**WHAT YOU WILL DO:** Print the listing in its entirety and exactly, leaving out images.

[Extracted records]
--------------------
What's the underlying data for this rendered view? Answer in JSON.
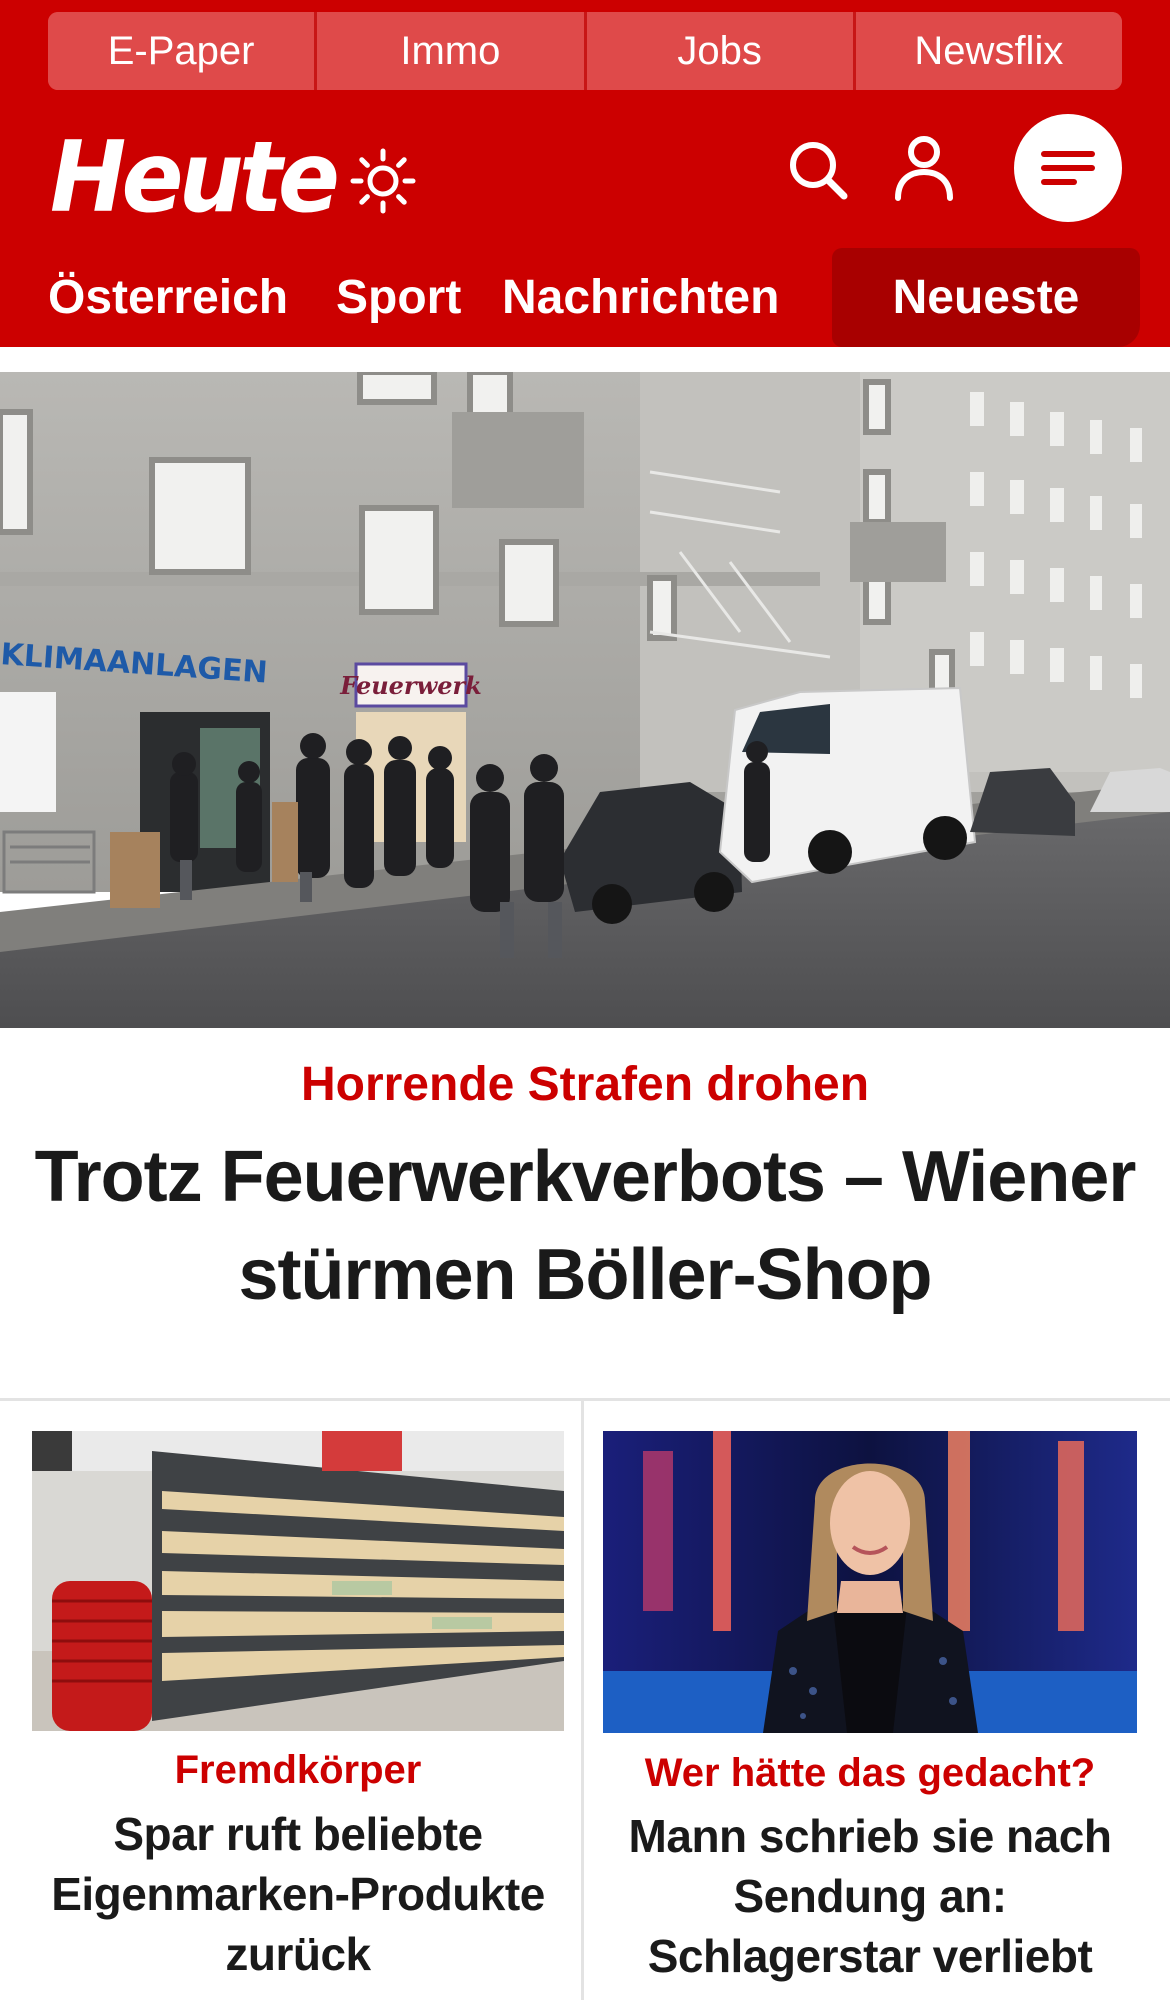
{
  "colors": {
    "brand_red": "#cc0000",
    "active_tab": "#a80000",
    "top_nav_bg": "#df4a4a",
    "headline": "#1a1a1a",
    "kicker": "#cc0000",
    "divider": "#e3e3e3"
  },
  "top_nav": {
    "items": [
      {
        "label": "E-Paper"
      },
      {
        "label": "Immo"
      },
      {
        "label": "Jobs"
      },
      {
        "label": "Newsflix"
      }
    ]
  },
  "header": {
    "logo_text": "Heute",
    "icons": [
      "sun-icon",
      "search-icon",
      "user-icon",
      "menu-icon"
    ]
  },
  "section_nav": {
    "items": [
      {
        "label": "Österreich"
      },
      {
        "label": "Sport"
      },
      {
        "label": "Nachrichten"
      }
    ],
    "active_label": "Neueste"
  },
  "hero": {
    "kicker": "Horrende Strafen drohen",
    "headline": "Trotz Feuerwerkverbots – Wiener stürmen Böller-Shop",
    "image_signs": {
      "store_sign": "KLIMAANLAGEN",
      "shop_sign": "Feuerwerk"
    }
  },
  "teasers": [
    {
      "kicker": "Fremdkörper",
      "headline": "Spar ruft beliebte Eigenmarken-Produkte zurück"
    },
    {
      "kicker": "Wer hätte das gedacht?",
      "headline": "Mann schrieb sie nach Sendung an: Schlagerstar verliebt"
    }
  ]
}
--------------------
**TASK RESPONSE:**
What's the underlying data for this rendered view? Answer in JSON.
{
  "colors": {
    "brand_red": "#cc0000",
    "active_tab": "#a80000",
    "top_nav_bg": "#df4a4a",
    "headline": "#1a1a1a",
    "kicker": "#cc0000",
    "divider": "#e3e3e3"
  },
  "top_nav": {
    "items": [
      {
        "label": "E-Paper"
      },
      {
        "label": "Immo"
      },
      {
        "label": "Jobs"
      },
      {
        "label": "Newsflix"
      }
    ]
  },
  "header": {
    "logo_text": "Heute",
    "icons": [
      "sun-icon",
      "search-icon",
      "user-icon",
      "menu-icon"
    ]
  },
  "section_nav": {
    "items": [
      {
        "label": "Österreich"
      },
      {
        "label": "Sport"
      },
      {
        "label": "Nachrichten"
      }
    ],
    "active_label": "Neueste"
  },
  "hero": {
    "kicker": "Horrende Strafen drohen",
    "headline": "Trotz Feuerwerkverbots – Wiener stürmen Böller-Shop",
    "image_signs": {
      "store_sign": "KLIMAANLAGEN",
      "shop_sign": "Feuerwerk"
    }
  },
  "teasers": [
    {
      "kicker": "Fremdkörper",
      "headline": "Spar ruft beliebte Eigenmarken-Produkte zurück"
    },
    {
      "kicker": "Wer hätte das gedacht?",
      "headline": "Mann schrieb sie nach Sendung an: Schlagerstar verliebt"
    }
  ]
}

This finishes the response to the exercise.